Rows from a figure dataset
===============

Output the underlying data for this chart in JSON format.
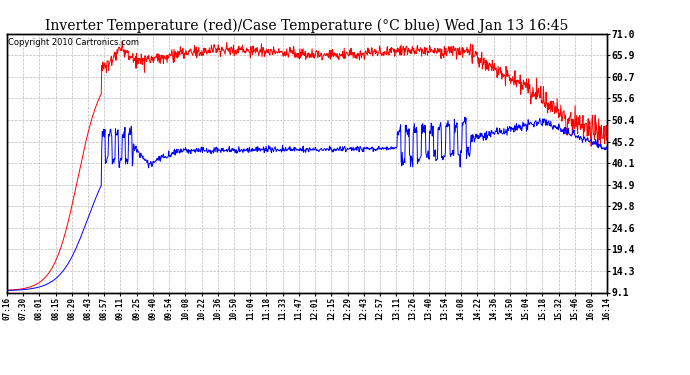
{
  "title": "Inverter Temperature (red)/Case Temperature (°C blue) Wed Jan 13 16:45",
  "copyright": "Copyright 2010 Cartronics.com",
  "ylabel_right_values": [
    71.0,
    65.9,
    60.7,
    55.6,
    50.4,
    45.2,
    40.1,
    34.9,
    29.8,
    24.6,
    19.4,
    14.3,
    9.1
  ],
  "ymin": 9.1,
  "ymax": 71.0,
  "x_labels": [
    "07:16",
    "07:30",
    "08:01",
    "08:15",
    "08:29",
    "08:43",
    "08:57",
    "09:11",
    "09:25",
    "09:40",
    "09:54",
    "10:08",
    "10:22",
    "10:36",
    "10:50",
    "11:04",
    "11:18",
    "11:33",
    "11:47",
    "12:01",
    "12:15",
    "12:29",
    "12:43",
    "12:57",
    "13:11",
    "13:26",
    "13:40",
    "13:54",
    "14:08",
    "14:22",
    "14:36",
    "14:50",
    "15:04",
    "15:18",
    "15:32",
    "15:46",
    "16:00",
    "16:14"
  ],
  "bg_color": "#ffffff",
  "plot_bg_color": "#ffffff",
  "grid_color": "#bbbbbb",
  "red_color": "#ff0000",
  "blue_color": "#0000ff",
  "title_fontsize": 10,
  "copyright_fontsize": 6
}
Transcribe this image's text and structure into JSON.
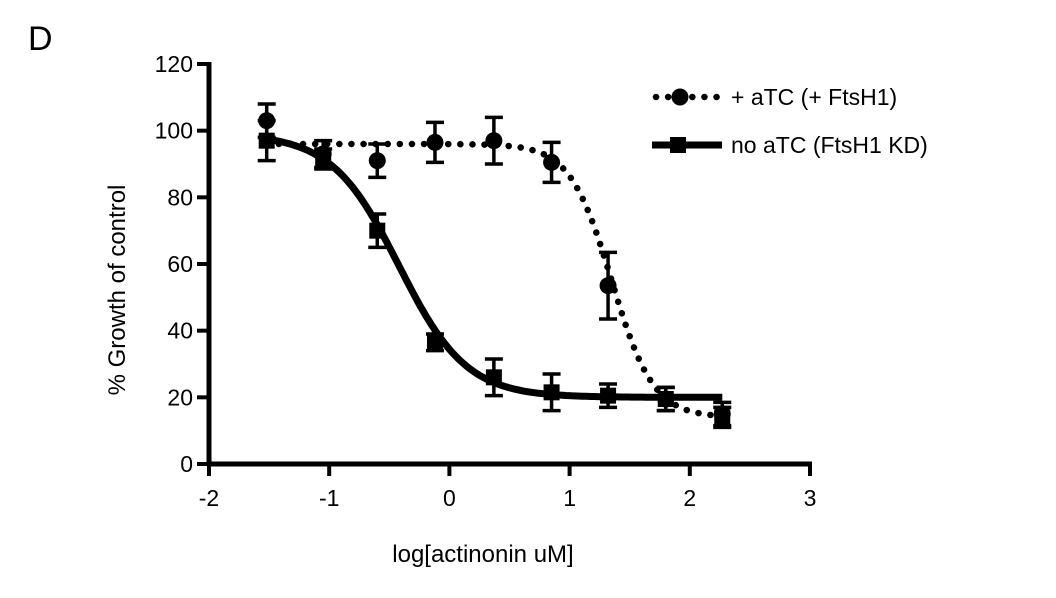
{
  "panel_label": "D",
  "chart_data": {
    "type": "line",
    "title": "",
    "xlabel": "log[actinonin uM]",
    "ylabel": "% Growth of control",
    "xlim": [
      -2,
      3
    ],
    "ylim": [
      0,
      120
    ],
    "x_ticks": [
      "-2",
      "-1",
      "0",
      "1",
      "2",
      "3"
    ],
    "y_ticks": [
      "0",
      "20",
      "40",
      "60",
      "80",
      "100",
      "120"
    ],
    "legend_position": "top-right",
    "series": [
      {
        "name": "+ aTC (+ FtsH1)",
        "marker": "circle",
        "line": "dotted",
        "points": [
          {
            "x": -1.52,
            "y": 103,
            "err": 5
          },
          {
            "x": -1.05,
            "y": 93,
            "err": 4
          },
          {
            "x": -0.6,
            "y": 91,
            "err": 5
          },
          {
            "x": -0.12,
            "y": 96.5,
            "err": 6
          },
          {
            "x": 0.37,
            "y": 97,
            "err": 7
          },
          {
            "x": 0.85,
            "y": 90.5,
            "err": 6
          },
          {
            "x": 1.32,
            "y": 53.5,
            "err": 10
          },
          {
            "x": 1.8,
            "y": 19.5,
            "err": 3.5
          },
          {
            "x": 2.27,
            "y": 15,
            "err": 3.5
          }
        ],
        "curve": {
          "top": 96,
          "bottom": 14,
          "log_ic50": 1.35,
          "hill": 2.5
        }
      },
      {
        "name": "no aTC (FtsH1 KD)",
        "marker": "square",
        "line": "solid",
        "points": [
          {
            "x": -1.52,
            "y": 97,
            "err": 6
          },
          {
            "x": -1.05,
            "y": 91.5,
            "err": 3
          },
          {
            "x": -0.6,
            "y": 70,
            "err": 5
          },
          {
            "x": -0.12,
            "y": 36.5,
            "err": 2.5
          },
          {
            "x": 0.37,
            "y": 26,
            "err": 5.5
          },
          {
            "x": 0.85,
            "y": 21.5,
            "err": 5.5
          },
          {
            "x": 1.32,
            "y": 20.5,
            "err": 3.5
          },
          {
            "x": 1.8,
            "y": 19.5,
            "err": 3.5
          },
          {
            "x": 2.27,
            "y": 14,
            "err": 3
          }
        ],
        "curve": {
          "top": 99,
          "bottom": 20,
          "log_ic50": -0.42,
          "hill": 1.55
        }
      }
    ]
  }
}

===============

Aim of the task:
Return, from the data, each line that has the word "ffffff" in it.

Right answer:
  "bg_color": "#ffffff",
  "plot_bg_color": "#ffffff",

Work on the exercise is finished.